> Problem description: From the listing below, pull out the lines that hold "ALEXANDRU".

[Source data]
______

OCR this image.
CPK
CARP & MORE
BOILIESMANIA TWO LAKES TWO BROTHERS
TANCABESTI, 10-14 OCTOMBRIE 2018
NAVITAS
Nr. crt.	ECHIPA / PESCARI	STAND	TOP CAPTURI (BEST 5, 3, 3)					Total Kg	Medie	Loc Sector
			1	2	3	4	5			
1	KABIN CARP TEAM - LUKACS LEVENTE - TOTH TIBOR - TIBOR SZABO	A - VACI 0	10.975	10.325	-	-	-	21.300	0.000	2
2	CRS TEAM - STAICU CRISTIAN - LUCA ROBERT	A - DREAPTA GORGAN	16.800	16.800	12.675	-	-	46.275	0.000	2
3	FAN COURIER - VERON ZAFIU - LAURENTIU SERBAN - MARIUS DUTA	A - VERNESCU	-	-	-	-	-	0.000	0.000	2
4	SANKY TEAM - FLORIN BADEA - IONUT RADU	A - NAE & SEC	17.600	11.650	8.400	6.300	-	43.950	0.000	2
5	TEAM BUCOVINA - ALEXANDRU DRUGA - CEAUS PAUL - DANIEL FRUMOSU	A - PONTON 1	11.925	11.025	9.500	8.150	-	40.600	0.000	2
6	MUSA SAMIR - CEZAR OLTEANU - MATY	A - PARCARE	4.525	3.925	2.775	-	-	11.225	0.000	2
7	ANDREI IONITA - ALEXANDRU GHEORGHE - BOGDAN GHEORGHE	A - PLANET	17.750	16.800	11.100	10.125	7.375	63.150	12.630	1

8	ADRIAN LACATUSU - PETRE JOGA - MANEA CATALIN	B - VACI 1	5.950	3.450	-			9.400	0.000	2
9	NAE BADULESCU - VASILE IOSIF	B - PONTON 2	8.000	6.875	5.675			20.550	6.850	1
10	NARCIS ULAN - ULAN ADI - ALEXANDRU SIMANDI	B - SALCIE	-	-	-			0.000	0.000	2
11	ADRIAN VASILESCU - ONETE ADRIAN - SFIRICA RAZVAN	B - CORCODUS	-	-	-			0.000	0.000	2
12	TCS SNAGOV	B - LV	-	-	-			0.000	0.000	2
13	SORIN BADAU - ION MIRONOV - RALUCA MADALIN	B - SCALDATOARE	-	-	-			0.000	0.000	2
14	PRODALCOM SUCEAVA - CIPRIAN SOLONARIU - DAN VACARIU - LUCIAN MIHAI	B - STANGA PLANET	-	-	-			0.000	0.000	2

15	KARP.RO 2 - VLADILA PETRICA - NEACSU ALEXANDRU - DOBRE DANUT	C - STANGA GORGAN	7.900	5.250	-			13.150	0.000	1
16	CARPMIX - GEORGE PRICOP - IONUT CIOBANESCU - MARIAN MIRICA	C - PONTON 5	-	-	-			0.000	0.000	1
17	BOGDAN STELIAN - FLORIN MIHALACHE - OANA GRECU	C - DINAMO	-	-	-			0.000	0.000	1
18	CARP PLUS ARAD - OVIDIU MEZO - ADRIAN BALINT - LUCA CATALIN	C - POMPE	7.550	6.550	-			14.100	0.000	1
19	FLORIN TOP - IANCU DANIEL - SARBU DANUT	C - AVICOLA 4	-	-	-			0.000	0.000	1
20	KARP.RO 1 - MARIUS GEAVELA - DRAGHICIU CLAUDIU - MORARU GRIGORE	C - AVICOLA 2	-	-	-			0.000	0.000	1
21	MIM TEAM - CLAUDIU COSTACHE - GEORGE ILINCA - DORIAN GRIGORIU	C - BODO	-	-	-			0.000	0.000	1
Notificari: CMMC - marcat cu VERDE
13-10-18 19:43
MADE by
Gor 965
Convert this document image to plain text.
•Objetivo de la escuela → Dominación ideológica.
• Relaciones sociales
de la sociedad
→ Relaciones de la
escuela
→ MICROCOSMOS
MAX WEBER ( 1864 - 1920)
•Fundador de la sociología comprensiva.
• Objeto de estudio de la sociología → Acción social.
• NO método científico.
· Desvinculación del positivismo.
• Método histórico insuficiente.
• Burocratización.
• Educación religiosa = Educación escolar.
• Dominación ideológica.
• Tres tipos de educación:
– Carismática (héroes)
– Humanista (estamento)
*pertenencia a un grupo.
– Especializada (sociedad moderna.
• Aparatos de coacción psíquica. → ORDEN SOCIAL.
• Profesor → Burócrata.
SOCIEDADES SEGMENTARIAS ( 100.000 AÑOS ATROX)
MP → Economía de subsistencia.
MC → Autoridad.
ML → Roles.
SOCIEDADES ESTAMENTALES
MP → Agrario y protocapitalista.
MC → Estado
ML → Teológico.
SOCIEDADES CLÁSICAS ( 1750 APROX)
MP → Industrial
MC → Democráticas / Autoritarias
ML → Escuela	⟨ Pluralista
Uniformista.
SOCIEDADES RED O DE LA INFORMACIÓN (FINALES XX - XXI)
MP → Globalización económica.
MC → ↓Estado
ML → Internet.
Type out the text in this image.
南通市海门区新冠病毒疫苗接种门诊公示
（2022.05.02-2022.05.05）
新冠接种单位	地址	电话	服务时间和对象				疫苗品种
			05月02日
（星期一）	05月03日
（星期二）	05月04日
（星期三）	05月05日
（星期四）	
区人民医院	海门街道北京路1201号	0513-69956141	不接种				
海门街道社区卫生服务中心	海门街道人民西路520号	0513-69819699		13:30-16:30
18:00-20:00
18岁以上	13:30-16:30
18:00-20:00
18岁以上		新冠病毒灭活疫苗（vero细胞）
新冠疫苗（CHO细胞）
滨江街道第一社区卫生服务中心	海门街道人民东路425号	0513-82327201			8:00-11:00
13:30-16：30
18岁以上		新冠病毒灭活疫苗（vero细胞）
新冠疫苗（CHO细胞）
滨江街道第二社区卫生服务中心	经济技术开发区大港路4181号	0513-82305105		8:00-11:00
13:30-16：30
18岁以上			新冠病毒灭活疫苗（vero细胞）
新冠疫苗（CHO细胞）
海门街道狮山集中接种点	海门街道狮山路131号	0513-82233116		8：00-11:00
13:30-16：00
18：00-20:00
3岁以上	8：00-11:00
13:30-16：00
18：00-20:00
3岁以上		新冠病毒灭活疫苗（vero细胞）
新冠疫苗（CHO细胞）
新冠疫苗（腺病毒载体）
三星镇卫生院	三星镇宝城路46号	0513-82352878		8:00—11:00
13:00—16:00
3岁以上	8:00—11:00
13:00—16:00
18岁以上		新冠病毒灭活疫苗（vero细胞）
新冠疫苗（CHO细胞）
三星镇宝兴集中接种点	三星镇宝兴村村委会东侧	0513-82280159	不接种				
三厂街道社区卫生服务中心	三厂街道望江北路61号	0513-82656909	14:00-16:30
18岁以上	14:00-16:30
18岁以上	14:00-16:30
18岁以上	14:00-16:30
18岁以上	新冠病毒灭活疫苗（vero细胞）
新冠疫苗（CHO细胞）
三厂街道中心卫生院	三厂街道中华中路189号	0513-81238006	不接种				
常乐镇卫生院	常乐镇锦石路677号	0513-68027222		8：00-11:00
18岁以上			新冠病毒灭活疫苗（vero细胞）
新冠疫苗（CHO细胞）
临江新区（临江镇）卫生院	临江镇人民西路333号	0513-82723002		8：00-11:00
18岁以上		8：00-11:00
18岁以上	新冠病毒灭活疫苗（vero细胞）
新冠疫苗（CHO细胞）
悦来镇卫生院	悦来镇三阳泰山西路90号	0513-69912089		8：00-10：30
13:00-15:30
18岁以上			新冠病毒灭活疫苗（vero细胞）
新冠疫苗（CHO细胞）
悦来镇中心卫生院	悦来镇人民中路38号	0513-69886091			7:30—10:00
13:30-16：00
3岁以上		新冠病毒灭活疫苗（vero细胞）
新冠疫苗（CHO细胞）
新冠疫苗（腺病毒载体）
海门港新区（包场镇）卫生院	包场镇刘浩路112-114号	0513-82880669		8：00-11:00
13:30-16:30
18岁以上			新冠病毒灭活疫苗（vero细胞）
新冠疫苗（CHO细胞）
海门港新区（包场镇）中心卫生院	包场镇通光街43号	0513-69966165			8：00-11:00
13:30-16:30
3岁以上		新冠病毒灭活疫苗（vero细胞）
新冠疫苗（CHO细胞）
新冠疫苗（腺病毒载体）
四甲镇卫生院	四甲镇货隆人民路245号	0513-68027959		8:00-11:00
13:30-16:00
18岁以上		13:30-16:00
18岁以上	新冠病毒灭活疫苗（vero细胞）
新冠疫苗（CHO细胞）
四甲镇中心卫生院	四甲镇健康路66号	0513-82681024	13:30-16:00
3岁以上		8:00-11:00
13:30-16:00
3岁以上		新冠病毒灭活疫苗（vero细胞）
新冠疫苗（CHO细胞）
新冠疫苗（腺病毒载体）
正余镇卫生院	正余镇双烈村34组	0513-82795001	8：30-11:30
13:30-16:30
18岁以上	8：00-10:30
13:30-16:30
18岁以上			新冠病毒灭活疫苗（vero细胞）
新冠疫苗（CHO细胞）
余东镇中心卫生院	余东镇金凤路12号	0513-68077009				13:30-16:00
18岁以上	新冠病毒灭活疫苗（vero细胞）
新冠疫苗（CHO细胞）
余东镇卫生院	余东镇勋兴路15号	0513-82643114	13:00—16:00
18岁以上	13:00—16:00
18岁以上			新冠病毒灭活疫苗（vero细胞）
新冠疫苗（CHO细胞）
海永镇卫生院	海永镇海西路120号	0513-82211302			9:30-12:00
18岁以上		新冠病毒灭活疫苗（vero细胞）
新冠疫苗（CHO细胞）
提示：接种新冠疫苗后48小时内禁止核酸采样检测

______

> Answer in full:
5	TEAM BUCOVINA - ALEXANDRU DRUGA - CEAUS PAUL - DANIEL FRUMOSU	A - PONTON 1	11.925	11.025	9.500	8.150	-	40.600	0.000	2
7	ANDREI IONITA - ALEXANDRU GHEORGHE - BOGDAN GHEORGHE	A - PLANET	17.750	16.800	11.100	10.125	7.375	63.150	12.630	1
10	NARCIS ULAN - ULAN ADI - ALEXANDRU SIMANDI	B - SALCIE	-	-	-			0.000	0.000	2
15	KARP.RO 2 - VLADILA PETRICA - NEACSU ALEXANDRU - DOBRE DANUT	C - STANGA GORGAN	7.900	5.250	-			13.150	0.000	1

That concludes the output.